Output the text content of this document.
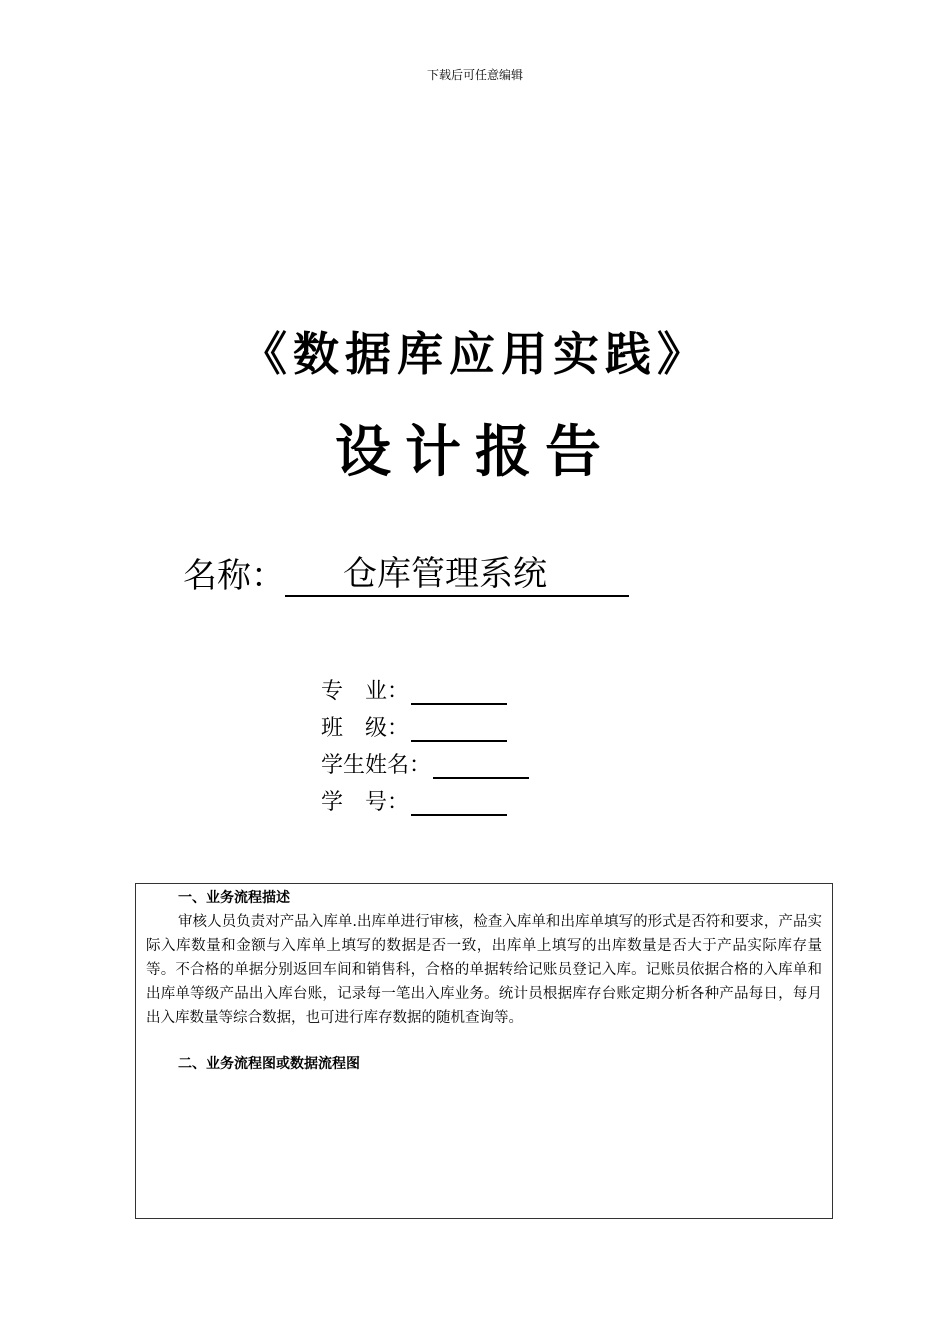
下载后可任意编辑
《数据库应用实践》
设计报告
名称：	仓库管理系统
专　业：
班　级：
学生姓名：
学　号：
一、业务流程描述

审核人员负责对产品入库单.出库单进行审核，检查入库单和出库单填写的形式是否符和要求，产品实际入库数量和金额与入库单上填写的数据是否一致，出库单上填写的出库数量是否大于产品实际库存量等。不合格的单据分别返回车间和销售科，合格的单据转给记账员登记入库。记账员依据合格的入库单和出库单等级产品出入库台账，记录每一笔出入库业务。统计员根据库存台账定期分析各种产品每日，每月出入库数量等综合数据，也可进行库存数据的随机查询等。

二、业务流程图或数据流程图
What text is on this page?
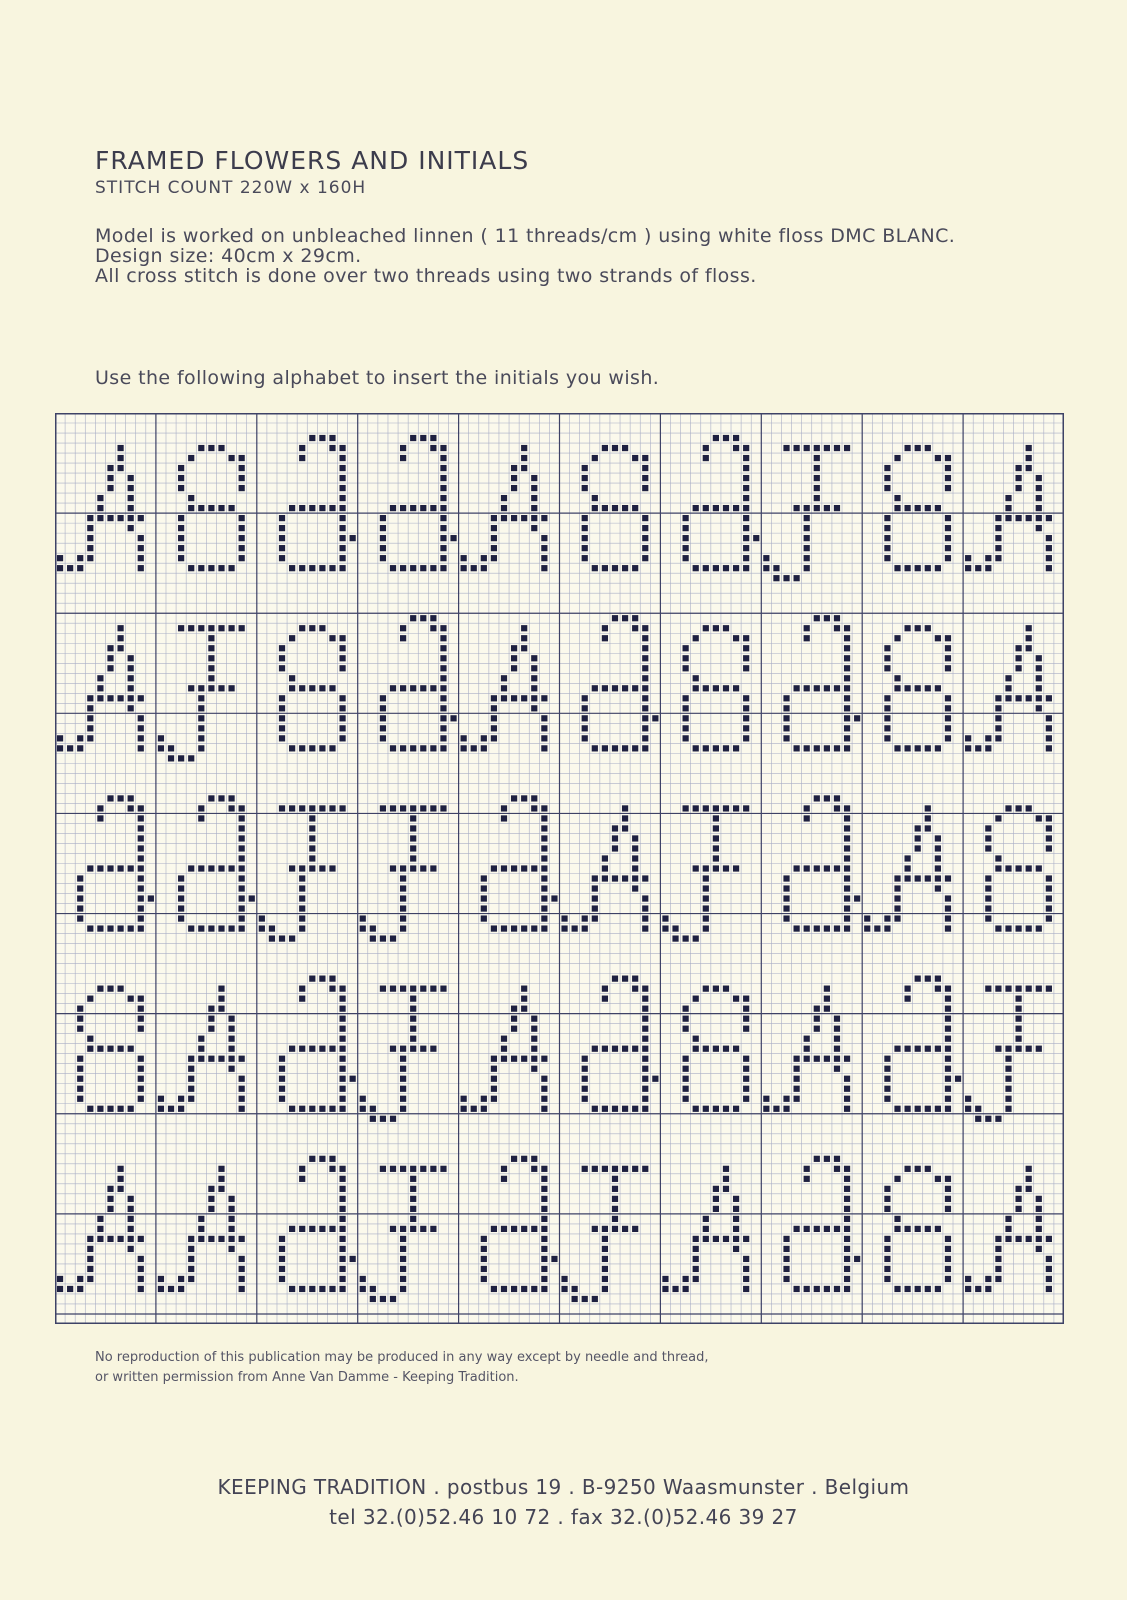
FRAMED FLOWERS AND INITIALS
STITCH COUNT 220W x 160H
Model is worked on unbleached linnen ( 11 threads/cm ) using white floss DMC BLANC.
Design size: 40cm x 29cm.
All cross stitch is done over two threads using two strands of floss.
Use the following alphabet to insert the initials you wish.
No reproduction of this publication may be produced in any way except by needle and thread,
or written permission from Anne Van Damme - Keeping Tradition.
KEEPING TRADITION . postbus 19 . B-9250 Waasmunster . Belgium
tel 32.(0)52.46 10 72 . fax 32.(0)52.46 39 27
--------
Given request |
Give back, word for word, the lines from the line that contains "What text is on this page?" through the last line of the records, with no pictures and nothing else.

Response to this exercise |
What text is on this page?
FRAMED FLOWERS AND INITIALS
STITCH COUNT 220W x 160H
Model is worked on unbleached linnen ( 11 threads/cm ) using white floss DMC BLANC.
Design size: 40cm x 29cm.
All cross stitch is done over two threads using two strands of floss.
Use the following alphabet to insert the initials you wish.
No reproduction of this publication may be produced in any way except by needle and thread,
or written permission from Anne Van Damme - Keeping Tradition.
KEEPING TRADITION . postbus 19 . B-9250 Waasmunster . Belgium
tel 32.(0)52.46 10 72 . fax 32.(0)52.46 39 27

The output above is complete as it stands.